-- INSTRUCTIONS TO FOLLOW --
Identify the lines containing the word "structured". Copy each one.

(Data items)
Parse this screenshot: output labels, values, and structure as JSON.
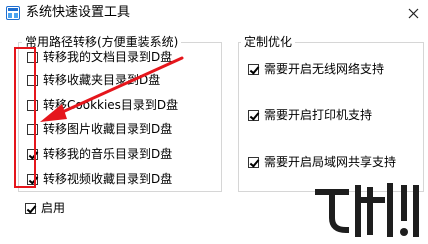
{
  "window": {
    "title": "系统快速设置工具"
  },
  "left_group": {
    "legend": "常用路径转移(方便重装系统)",
    "items": [
      {
        "label": "转移我的文档目录到D盘",
        "checked": false
      },
      {
        "label": "转移收藏夹目录到D盘",
        "checked": false
      },
      {
        "label": "转移Cookkies目录到D盘",
        "checked": false
      },
      {
        "label": "转移图片收藏目录到D盘",
        "checked": false
      },
      {
        "label": "转移我的音乐目录到D盘",
        "checked": true
      },
      {
        "label": "转移视频收藏目录到D盘",
        "checked": true
      }
    ]
  },
  "enable": {
    "label": "启用",
    "checked": true
  },
  "right_group": {
    "legend": "定制优化",
    "items": [
      {
        "label": "需要开启无线网络支持",
        "checked": true
      },
      {
        "label": "需要开启打印机支持",
        "checked": true
      },
      {
        "label": "需要开启局域网共享支持",
        "checked": true
      }
    ]
  },
  "colors": {
    "annotation": "#e5161c",
    "border": "#d6d6d6",
    "icon_blue": "#1f6fd1"
  },
  "icons": {
    "app": "app-icon",
    "close": "close-icon",
    "watermark": "watermark-logo"
  }
}
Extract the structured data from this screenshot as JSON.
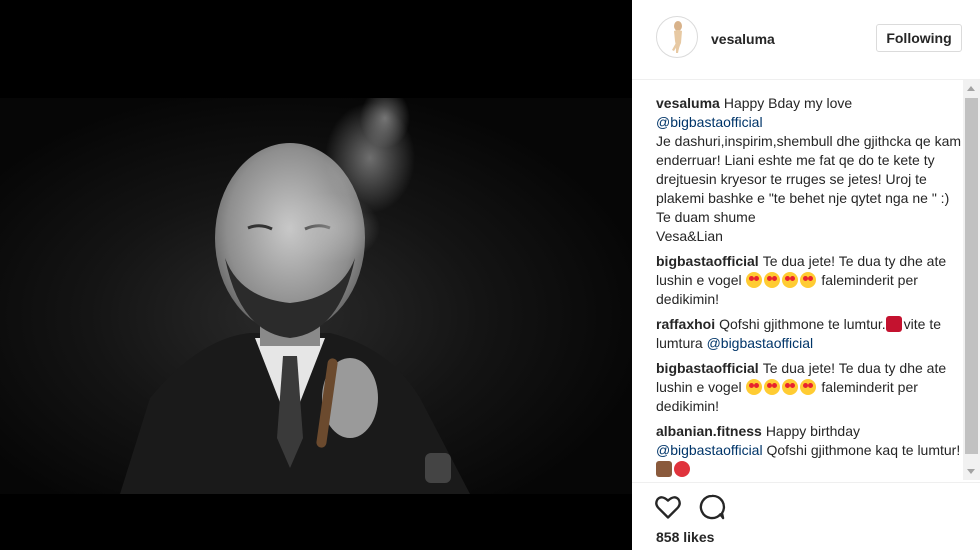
{
  "post": {
    "username": "vesaluma",
    "follow_label": "Following",
    "likes": "858 likes"
  },
  "comments": [
    {
      "user": "vesaluma",
      "line1": "Happy Bday my love",
      "mention": "@bigbastaofficial",
      "body": "Je dashuri,inspirim,shembull dhe gjithcka qe kam enderruar! Liani eshte me fat qe do te kete ty drejtuesin kryesor te rruges se jetes! Uroj te plakemi bashke e \"te behet nje qytet nga ne \" :) Te duam shume",
      "signature": "Vesa&Lian"
    },
    {
      "user": "bigbastaofficial",
      "text": "Te dua jete! Te dua ty dhe ate lushin e vogel",
      "after_emoji": "faleminderit per dedikimin!"
    },
    {
      "user": "raffaxhoi",
      "text": "Qofshi gjithmone te lumtur.",
      "after_emoji": "vite te lumtura",
      "mention": "@bigbastaofficial"
    },
    {
      "user": "bigbastaofficial",
      "text": "Te dua jete! Te dua ty dhe ate lushin e vogel",
      "after_emoji": "faleminderit per dedikimin!"
    },
    {
      "user": "albanian.fitness",
      "text": "Happy birthday",
      "mention": "@bigbastaofficial",
      "after_mention": "Qofshi gjithmone kaq te lumtur!"
    }
  ],
  "icons": {
    "like": "heart-outline-icon",
    "comment": "speech-bubble-icon"
  },
  "colors": {
    "mention": "#003569",
    "text": "#262626",
    "border": "#dbdbdb"
  }
}
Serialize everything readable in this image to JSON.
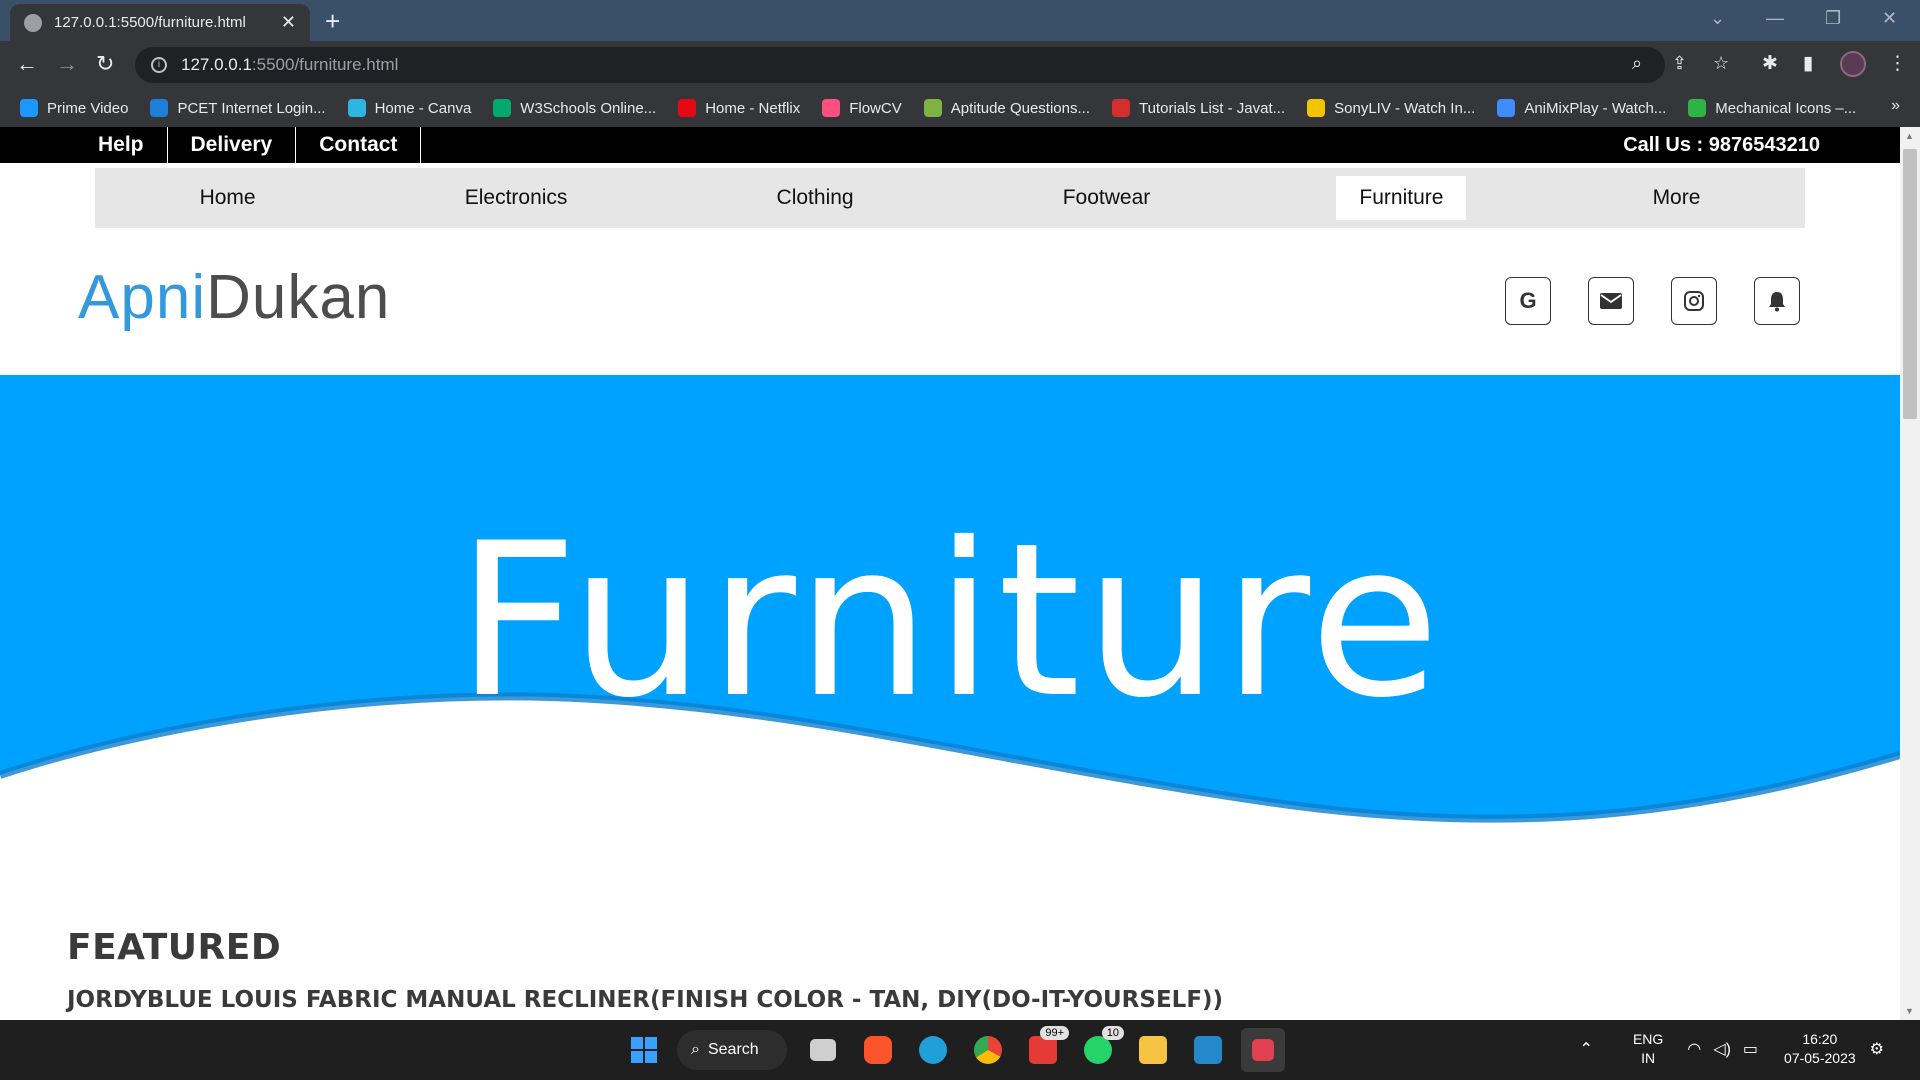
{
  "browser": {
    "tab_title": "127.0.0.1:5500/furniture.html",
    "url_host": "127.0.0.1",
    "url_path": ":5500/furniture.html",
    "bookmarks": [
      {
        "label": "Prime Video",
        "color": "#1a98ff"
      },
      {
        "label": "PCET Internet Login...",
        "color": "#1e7fd8"
      },
      {
        "label": "Home - Canva",
        "color": "#2fb5e0"
      },
      {
        "label": "W3Schools Online...",
        "color": "#04aa6d"
      },
      {
        "label": "Home - Netflix",
        "color": "#e50914"
      },
      {
        "label": "FlowCV",
        "color": "#ff4f81"
      },
      {
        "label": "Aptitude Questions...",
        "color": "#7cb342"
      },
      {
        "label": "Tutorials List - Javat...",
        "color": "#d32f2f"
      },
      {
        "label": "SonyLIV - Watch In...",
        "color": "#f5c400"
      },
      {
        "label": "AniMixPlay - Watch...",
        "color": "#3f8cff"
      },
      {
        "label": "Mechanical Icons –...",
        "color": "#2fb344"
      }
    ]
  },
  "topbar": {
    "links": [
      "Help",
      "Delivery",
      "Contact"
    ],
    "call": "Call Us : 9876543210"
  },
  "nav": {
    "items": [
      "Home",
      "Electronics",
      "Clothing",
      "Footwear",
      "Furniture",
      "More"
    ],
    "active": "Furniture"
  },
  "brand": {
    "part1": "Apni",
    "part2": "Dukan"
  },
  "social": {
    "google": "G"
  },
  "hero": {
    "title": "Furniture",
    "color": "#00a2ff"
  },
  "featured": {
    "heading": "Featured",
    "product": "JordyBlue Louis Fabric Manual Recliner(Finish Color - Tan, DIY(Do-It-Yourself))"
  },
  "taskbar": {
    "search_label": "Search",
    "mail_badge": "99+",
    "whatsapp_badge": "10",
    "lang_1": "ENG",
    "lang_2": "IN",
    "time": "16:20",
    "date": "07-05-2023"
  }
}
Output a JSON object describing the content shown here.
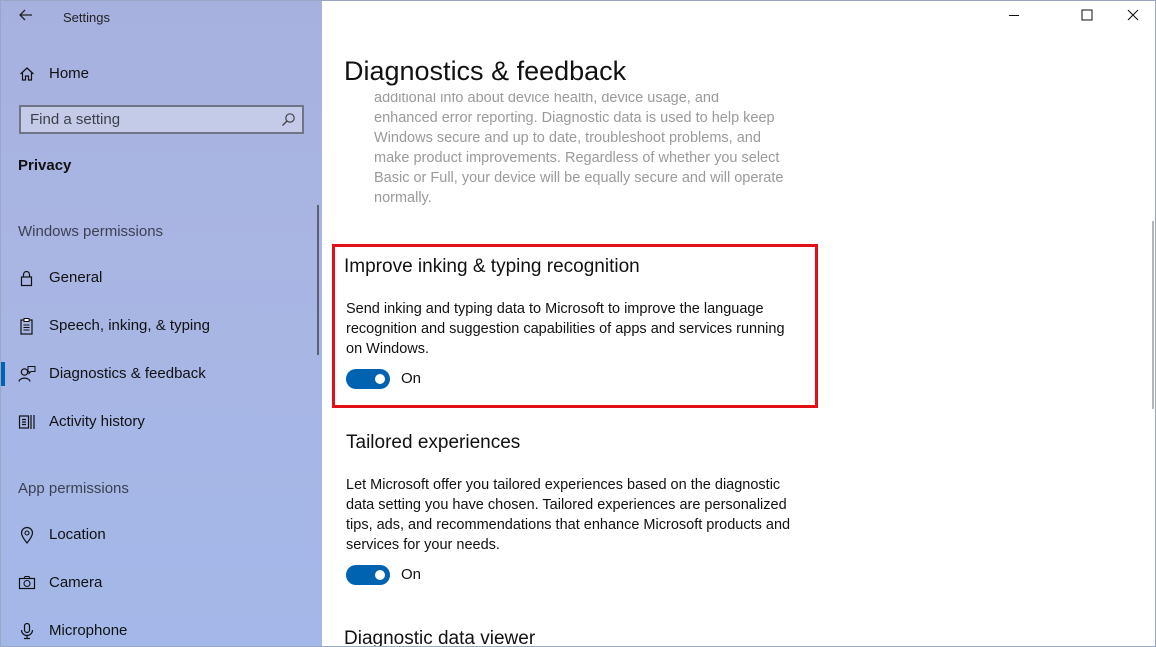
{
  "window": {
    "title": "Settings"
  },
  "sidebar": {
    "home_label": "Home",
    "search_placeholder": "Find a setting",
    "current_section": "Privacy",
    "groups": [
      {
        "header": "Windows permissions",
        "items": [
          {
            "label": "General",
            "icon": "lock-icon"
          },
          {
            "label": "Speech, inking, & typing",
            "icon": "clipboard-icon"
          },
          {
            "label": "Diagnostics & feedback",
            "icon": "person-feedback-icon",
            "active": true
          },
          {
            "label": "Activity history",
            "icon": "activity-history-icon"
          }
        ]
      },
      {
        "header": "App permissions",
        "items": [
          {
            "label": "Location",
            "icon": "location-pin-icon"
          },
          {
            "label": "Camera",
            "icon": "camera-icon"
          },
          {
            "label": "Microphone",
            "icon": "microphone-icon"
          }
        ]
      }
    ]
  },
  "main": {
    "page_title": "Diagnostics & feedback",
    "faded_text_lines": [
      "additional info about device health, device usage, and",
      "enhanced error reporting. Diagnostic data is used to help keep",
      "Windows secure and up to date, troubleshoot problems, and",
      "make product improvements. Regardless of whether you select",
      "Basic or Full, your device will be equally secure and will operate",
      "normally."
    ],
    "sections": [
      {
        "title": "Improve inking & typing recognition",
        "description": "Send inking and typing data to Microsoft to improve the language recognition and suggestion capabilities of apps and services running on Windows.",
        "toggle_state": "On",
        "toggle_on": true,
        "highlighted": true
      },
      {
        "title": "Tailored experiences",
        "description": "Let Microsoft offer you tailored experiences based on the diagnostic data setting you have chosen. Tailored experiences are personalized tips, ads, and recommendations that enhance Microsoft products and services for your needs.",
        "toggle_state": "On",
        "toggle_on": true
      },
      {
        "title": "Diagnostic data viewer"
      }
    ]
  },
  "colors": {
    "accent": "#0063b1",
    "highlight_border": "#e3101a",
    "sidebar_bg": "#a9b5e3"
  }
}
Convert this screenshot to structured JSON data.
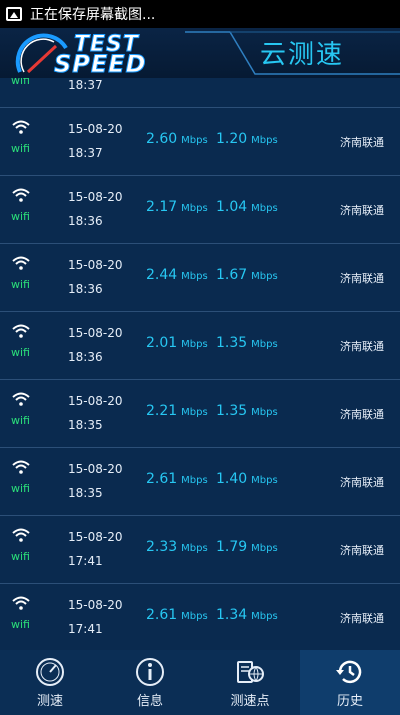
{
  "status_bar": {
    "text": "正在保存屏幕截图..."
  },
  "header": {
    "logo_top": "TEST",
    "logo_bottom": "SPEED",
    "title": "云测速"
  },
  "partial_row": {
    "net": "wifi",
    "time": "18:37"
  },
  "units": "Mbps",
  "rows": [
    {
      "net": "wifi",
      "date": "15-08-20",
      "time": "18:37",
      "down": "2.60",
      "up": "1.20",
      "isp": "济南联通"
    },
    {
      "net": "wifi",
      "date": "15-08-20",
      "time": "18:36",
      "down": "2.17",
      "up": "1.04",
      "isp": "济南联通"
    },
    {
      "net": "wifi",
      "date": "15-08-20",
      "time": "18:36",
      "down": "2.44",
      "up": "1.67",
      "isp": "济南联通"
    },
    {
      "net": "wifi",
      "date": "15-08-20",
      "time": "18:36",
      "down": "2.01",
      "up": "1.35",
      "isp": "济南联通"
    },
    {
      "net": "wifi",
      "date": "15-08-20",
      "time": "18:35",
      "down": "2.21",
      "up": "1.35",
      "isp": "济南联通"
    },
    {
      "net": "wifi",
      "date": "15-08-20",
      "time": "18:35",
      "down": "2.61",
      "up": "1.40",
      "isp": "济南联通"
    },
    {
      "net": "wifi",
      "date": "15-08-20",
      "time": "17:41",
      "down": "2.33",
      "up": "1.79",
      "isp": "济南联通"
    },
    {
      "net": "wifi",
      "date": "15-08-20",
      "time": "17:41",
      "down": "2.61",
      "up": "1.34",
      "isp": "济南联通"
    }
  ],
  "tabs": [
    {
      "label": "测速",
      "icon": "speedometer-icon",
      "active": false
    },
    {
      "label": "信息",
      "icon": "info-icon",
      "active": false
    },
    {
      "label": "测速点",
      "icon": "server-globe-icon",
      "active": false
    },
    {
      "label": "历史",
      "icon": "history-icon",
      "active": true
    }
  ],
  "colors": {
    "background": "#0a2a4f",
    "accent": "#27c7f2",
    "wifi_text": "#2be07a"
  }
}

-- EXERCISE RESPONSE --
Extract the structured data from this screenshot as JSON.
Convert this screenshot to structured JSON data.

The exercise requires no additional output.